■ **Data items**
####################

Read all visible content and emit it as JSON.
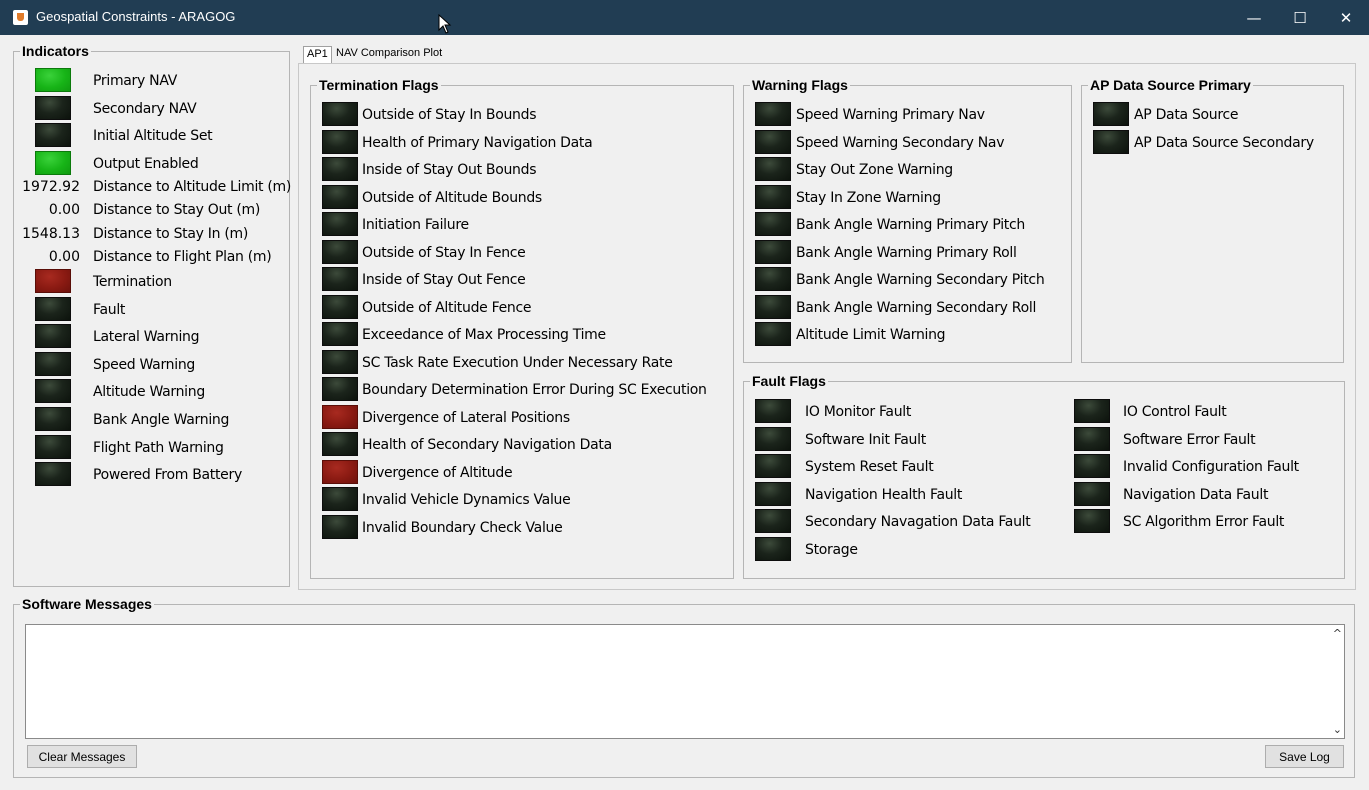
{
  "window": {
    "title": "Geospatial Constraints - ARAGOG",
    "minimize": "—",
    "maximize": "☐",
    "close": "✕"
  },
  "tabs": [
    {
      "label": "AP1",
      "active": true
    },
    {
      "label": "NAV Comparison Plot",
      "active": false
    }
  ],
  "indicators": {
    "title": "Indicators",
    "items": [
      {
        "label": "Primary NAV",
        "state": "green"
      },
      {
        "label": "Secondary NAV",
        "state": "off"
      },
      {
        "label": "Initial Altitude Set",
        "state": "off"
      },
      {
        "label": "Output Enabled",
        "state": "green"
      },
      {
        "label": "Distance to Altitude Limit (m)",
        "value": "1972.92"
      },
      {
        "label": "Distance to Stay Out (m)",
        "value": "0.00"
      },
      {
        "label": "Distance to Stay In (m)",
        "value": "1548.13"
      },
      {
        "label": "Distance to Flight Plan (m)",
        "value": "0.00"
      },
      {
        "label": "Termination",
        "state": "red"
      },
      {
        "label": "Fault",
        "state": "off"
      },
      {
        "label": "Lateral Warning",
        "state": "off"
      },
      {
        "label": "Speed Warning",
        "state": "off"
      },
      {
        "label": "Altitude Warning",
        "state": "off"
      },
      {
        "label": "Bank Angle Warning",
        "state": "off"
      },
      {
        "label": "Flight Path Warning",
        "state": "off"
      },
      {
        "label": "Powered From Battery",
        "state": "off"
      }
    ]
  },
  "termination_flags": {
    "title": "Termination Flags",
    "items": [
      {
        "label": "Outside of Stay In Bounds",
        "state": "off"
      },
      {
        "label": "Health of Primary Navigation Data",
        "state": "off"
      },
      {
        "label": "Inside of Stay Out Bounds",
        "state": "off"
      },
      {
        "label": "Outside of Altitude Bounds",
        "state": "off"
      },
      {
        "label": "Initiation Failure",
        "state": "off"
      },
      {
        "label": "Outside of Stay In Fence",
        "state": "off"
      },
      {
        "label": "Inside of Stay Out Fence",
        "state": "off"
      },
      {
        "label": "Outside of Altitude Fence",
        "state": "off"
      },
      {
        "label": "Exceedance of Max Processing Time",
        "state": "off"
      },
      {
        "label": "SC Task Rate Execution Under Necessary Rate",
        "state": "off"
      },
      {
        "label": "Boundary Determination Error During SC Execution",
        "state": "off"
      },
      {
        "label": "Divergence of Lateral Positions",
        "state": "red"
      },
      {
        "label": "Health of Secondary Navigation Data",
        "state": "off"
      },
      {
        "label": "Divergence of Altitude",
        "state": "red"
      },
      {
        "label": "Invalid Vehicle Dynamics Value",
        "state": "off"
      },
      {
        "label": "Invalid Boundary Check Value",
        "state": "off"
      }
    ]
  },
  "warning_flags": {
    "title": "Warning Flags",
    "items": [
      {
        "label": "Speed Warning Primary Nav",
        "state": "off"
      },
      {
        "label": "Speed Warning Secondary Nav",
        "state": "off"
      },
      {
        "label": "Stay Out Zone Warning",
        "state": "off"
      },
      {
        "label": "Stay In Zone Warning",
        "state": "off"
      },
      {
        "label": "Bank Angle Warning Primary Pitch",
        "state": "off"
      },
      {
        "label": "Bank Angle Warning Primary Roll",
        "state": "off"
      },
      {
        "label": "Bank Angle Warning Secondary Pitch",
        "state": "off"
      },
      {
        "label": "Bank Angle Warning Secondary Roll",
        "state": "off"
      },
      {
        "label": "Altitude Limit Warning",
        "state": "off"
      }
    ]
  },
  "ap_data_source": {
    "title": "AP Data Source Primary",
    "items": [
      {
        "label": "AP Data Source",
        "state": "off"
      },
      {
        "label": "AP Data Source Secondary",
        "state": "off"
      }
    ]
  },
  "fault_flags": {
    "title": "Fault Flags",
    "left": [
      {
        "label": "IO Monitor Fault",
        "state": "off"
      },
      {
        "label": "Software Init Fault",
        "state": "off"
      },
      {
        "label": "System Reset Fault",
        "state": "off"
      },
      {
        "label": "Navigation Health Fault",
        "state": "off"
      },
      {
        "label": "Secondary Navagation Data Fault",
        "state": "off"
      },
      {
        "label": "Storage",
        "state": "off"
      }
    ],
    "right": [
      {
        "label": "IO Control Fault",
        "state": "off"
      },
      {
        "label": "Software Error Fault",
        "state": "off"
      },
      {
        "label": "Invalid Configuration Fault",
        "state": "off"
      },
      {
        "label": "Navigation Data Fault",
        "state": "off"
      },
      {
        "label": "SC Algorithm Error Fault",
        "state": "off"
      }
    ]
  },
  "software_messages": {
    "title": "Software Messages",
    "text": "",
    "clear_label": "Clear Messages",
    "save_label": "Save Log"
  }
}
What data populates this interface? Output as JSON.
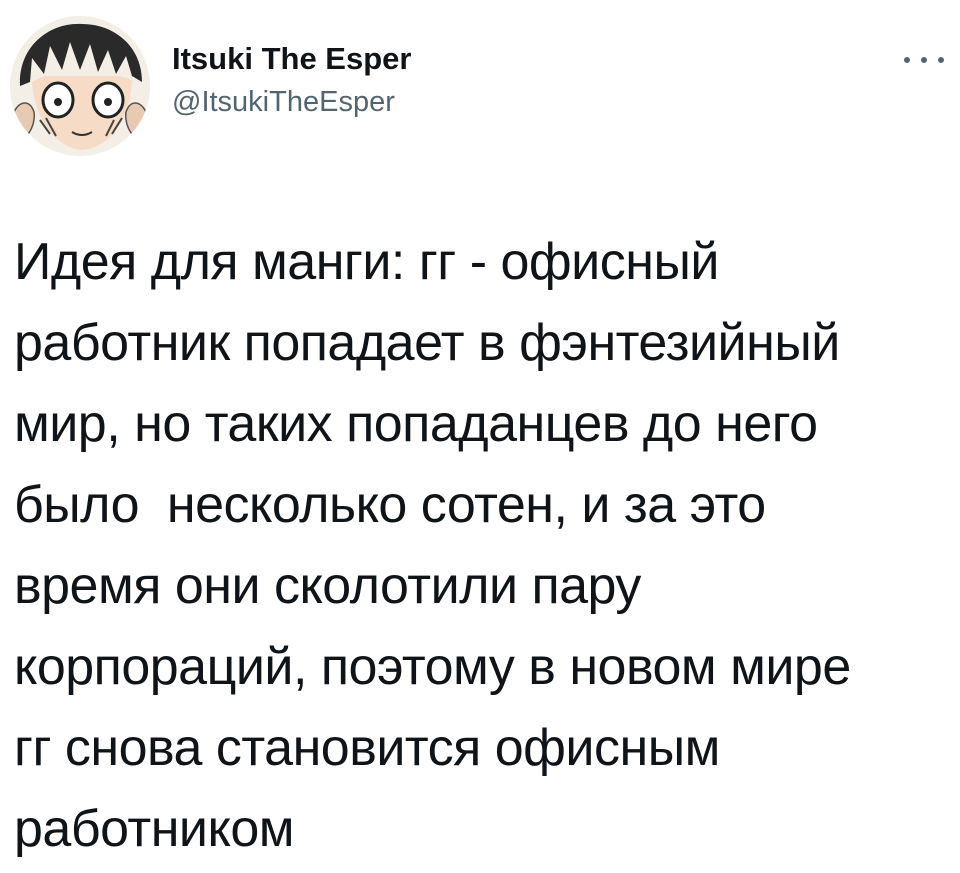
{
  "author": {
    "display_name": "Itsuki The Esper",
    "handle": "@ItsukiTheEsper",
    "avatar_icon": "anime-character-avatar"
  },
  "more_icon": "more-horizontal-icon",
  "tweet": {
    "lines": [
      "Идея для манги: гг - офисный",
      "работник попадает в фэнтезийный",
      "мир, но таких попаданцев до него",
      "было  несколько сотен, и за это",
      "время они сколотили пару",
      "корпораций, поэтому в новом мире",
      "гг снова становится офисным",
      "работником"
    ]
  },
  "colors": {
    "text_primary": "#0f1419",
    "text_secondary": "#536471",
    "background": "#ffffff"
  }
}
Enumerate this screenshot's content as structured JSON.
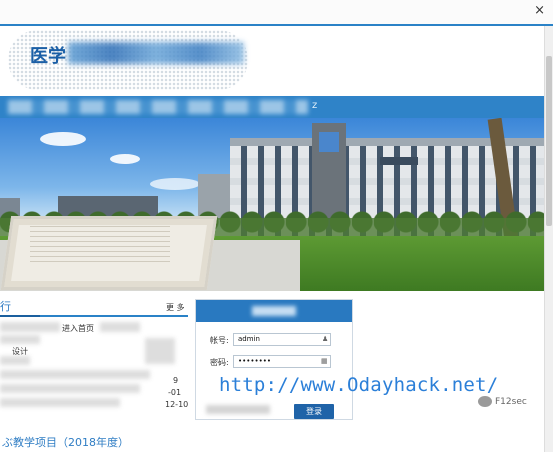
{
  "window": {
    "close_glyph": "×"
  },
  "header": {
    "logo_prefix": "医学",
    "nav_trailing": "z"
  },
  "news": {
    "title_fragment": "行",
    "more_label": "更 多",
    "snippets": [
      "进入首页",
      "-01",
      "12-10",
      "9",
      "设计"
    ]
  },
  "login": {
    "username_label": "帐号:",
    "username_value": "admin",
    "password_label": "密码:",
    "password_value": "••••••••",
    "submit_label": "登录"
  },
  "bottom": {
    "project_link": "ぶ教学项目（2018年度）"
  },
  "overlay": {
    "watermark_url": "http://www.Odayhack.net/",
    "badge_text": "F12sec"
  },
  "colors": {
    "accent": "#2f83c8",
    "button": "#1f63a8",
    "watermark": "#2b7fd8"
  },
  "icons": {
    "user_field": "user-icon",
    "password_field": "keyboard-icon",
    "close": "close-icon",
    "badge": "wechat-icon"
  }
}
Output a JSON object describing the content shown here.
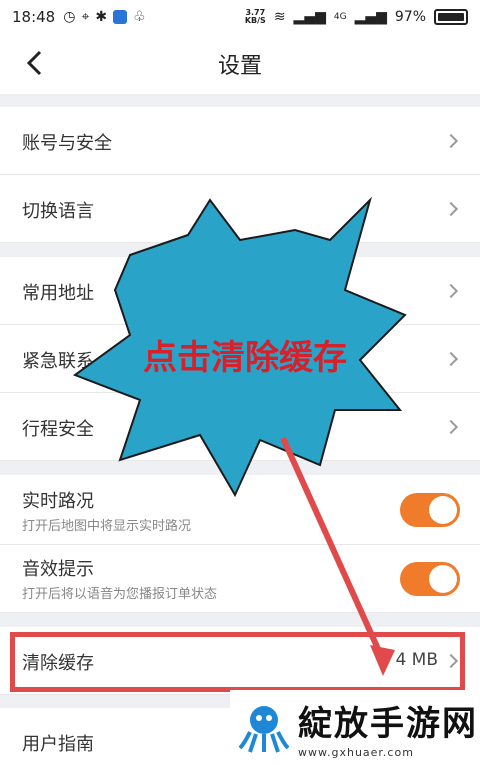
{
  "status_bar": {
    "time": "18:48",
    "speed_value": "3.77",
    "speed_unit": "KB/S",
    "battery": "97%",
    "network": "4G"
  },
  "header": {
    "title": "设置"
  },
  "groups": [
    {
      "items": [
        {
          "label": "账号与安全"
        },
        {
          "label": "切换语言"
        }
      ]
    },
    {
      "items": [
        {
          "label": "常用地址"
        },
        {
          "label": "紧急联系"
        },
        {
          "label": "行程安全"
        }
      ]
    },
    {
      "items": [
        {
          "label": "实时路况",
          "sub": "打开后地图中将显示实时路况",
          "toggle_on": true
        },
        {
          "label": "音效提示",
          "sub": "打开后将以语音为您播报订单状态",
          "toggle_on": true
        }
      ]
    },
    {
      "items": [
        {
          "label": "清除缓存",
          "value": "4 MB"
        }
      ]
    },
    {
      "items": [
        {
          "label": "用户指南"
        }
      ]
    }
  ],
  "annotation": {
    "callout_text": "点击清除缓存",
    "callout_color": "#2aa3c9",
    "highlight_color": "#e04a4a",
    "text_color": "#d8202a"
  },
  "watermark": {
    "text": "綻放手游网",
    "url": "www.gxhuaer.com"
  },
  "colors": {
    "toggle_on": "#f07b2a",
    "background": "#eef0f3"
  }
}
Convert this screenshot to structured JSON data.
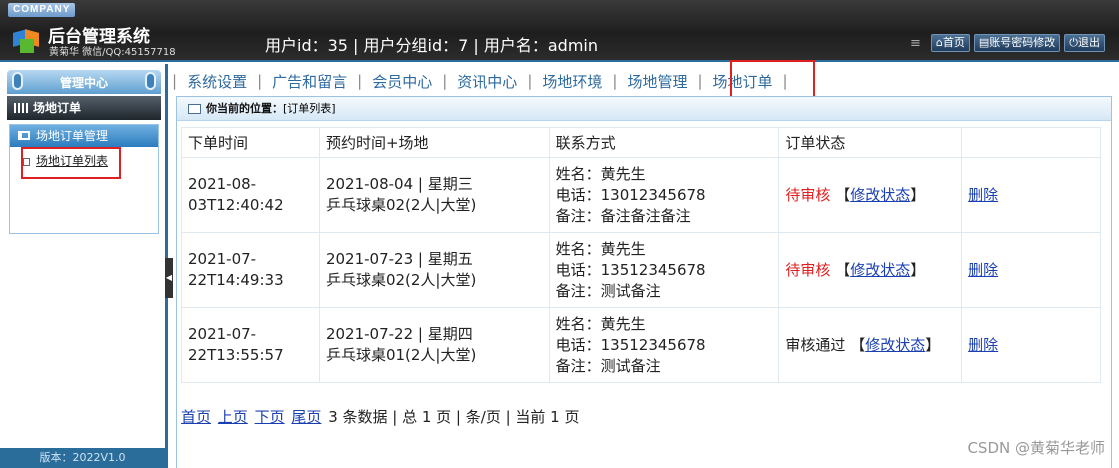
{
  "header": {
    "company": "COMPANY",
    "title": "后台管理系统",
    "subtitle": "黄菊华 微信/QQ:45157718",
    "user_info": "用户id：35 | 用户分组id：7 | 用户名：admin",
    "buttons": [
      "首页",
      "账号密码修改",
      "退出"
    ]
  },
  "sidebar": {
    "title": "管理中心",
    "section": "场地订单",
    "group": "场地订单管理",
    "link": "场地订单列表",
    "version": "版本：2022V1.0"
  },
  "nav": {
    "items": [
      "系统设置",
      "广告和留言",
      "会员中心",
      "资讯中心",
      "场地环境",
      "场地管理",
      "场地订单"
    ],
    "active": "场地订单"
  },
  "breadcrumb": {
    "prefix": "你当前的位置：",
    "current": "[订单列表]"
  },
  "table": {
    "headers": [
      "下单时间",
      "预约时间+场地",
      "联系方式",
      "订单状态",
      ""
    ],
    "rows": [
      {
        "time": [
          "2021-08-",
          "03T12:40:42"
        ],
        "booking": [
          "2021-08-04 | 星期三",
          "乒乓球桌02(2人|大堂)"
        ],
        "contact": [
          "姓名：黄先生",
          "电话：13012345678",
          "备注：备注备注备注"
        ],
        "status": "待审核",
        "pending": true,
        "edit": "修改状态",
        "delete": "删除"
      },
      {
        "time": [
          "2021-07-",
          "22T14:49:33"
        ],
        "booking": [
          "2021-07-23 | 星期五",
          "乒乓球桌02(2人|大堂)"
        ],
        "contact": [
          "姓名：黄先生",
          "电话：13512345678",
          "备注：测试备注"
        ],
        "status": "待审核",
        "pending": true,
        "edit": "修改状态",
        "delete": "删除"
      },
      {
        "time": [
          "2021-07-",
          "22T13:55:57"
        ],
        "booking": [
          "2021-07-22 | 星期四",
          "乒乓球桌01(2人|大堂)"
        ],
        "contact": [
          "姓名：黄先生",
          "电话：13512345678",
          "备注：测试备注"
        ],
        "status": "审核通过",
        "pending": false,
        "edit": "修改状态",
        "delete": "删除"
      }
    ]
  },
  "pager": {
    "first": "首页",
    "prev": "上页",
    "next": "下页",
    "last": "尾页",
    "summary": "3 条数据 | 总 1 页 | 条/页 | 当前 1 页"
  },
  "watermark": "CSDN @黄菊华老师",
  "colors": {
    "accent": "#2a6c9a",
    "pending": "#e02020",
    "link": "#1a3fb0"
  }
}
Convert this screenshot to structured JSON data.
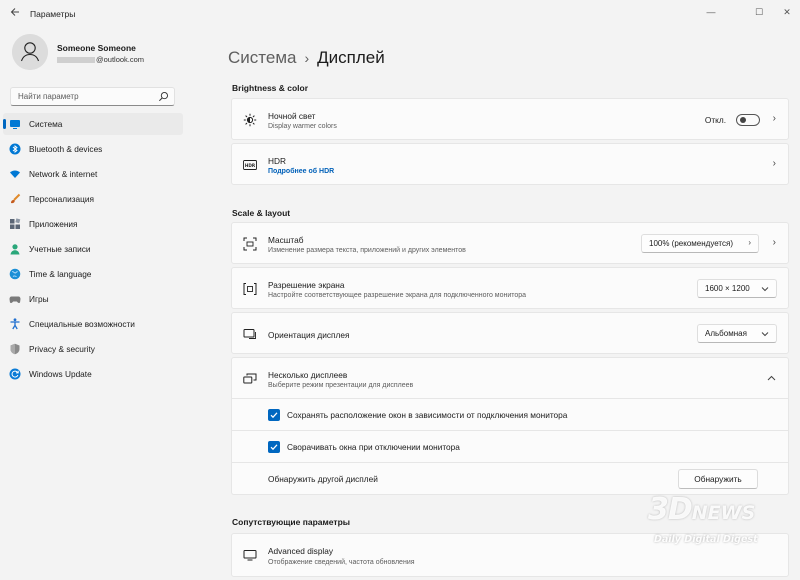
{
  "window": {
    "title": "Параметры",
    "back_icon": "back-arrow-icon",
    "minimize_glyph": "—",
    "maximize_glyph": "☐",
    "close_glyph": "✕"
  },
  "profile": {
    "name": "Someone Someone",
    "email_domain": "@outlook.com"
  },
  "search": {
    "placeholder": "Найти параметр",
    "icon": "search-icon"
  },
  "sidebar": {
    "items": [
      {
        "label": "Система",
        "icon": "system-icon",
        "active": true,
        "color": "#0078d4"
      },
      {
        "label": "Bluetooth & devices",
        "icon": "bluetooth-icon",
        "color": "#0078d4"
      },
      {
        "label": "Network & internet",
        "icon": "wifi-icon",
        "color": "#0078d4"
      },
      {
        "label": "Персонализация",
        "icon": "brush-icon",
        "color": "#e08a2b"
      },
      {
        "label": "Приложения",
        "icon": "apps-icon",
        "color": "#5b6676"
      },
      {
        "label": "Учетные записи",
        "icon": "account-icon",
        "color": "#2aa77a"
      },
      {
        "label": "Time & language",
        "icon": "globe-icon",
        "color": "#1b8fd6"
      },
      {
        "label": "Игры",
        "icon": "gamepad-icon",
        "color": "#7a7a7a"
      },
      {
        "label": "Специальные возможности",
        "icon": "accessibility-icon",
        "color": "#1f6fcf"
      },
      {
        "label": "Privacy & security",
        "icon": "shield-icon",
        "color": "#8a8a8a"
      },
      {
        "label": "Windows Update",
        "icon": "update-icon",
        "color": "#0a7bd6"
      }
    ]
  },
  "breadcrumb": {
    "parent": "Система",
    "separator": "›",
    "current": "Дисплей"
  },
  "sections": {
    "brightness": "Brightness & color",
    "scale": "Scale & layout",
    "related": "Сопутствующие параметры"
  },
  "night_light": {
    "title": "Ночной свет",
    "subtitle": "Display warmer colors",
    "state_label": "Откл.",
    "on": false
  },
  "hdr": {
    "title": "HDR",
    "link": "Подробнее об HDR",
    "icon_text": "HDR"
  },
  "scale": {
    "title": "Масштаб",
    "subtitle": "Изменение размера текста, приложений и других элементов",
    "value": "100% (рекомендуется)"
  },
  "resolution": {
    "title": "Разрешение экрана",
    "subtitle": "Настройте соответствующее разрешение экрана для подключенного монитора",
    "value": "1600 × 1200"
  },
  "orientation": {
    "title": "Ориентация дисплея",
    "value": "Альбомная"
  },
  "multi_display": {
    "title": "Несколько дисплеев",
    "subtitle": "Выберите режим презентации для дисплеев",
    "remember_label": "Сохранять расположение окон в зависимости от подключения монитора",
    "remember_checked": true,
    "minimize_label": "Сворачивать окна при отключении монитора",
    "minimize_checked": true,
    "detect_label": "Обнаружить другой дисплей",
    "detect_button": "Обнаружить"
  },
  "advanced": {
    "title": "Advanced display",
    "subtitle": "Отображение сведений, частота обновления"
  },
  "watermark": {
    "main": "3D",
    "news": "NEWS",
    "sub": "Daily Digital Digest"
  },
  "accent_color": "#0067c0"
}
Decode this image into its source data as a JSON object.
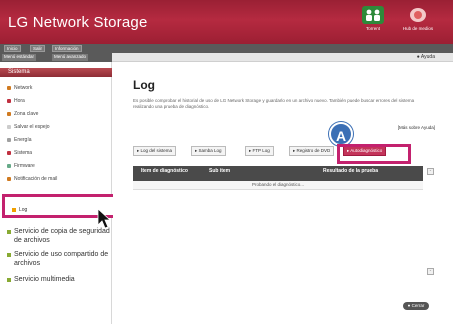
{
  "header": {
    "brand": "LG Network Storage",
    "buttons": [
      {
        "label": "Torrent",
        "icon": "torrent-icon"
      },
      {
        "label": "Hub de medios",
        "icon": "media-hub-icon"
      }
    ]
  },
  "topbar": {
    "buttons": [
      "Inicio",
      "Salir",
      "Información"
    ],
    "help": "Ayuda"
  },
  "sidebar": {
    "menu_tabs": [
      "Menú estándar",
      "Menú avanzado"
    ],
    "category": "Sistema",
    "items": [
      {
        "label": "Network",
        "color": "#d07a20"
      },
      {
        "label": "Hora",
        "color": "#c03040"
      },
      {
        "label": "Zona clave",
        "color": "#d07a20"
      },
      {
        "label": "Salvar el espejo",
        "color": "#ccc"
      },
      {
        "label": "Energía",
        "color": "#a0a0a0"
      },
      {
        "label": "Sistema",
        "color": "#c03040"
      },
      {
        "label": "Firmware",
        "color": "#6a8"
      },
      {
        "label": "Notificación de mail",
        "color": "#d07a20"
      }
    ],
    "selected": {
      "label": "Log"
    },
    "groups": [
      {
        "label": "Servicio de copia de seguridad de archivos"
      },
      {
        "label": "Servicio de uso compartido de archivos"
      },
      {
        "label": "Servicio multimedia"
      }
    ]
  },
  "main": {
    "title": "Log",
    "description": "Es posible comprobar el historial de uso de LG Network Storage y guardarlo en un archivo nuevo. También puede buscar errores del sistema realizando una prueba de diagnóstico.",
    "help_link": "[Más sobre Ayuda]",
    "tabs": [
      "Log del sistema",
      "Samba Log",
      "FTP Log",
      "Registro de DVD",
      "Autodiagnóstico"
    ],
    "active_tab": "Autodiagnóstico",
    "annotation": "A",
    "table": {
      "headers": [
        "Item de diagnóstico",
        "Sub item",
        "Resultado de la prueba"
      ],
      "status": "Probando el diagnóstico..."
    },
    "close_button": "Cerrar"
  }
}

####################

■ **Task brief**
In the material above, find each line that contains the word "Divergence", and select it.

■ **The response**
        "label": "Divergence of Lateral Positions",
        "label": "Divergence of Altitude",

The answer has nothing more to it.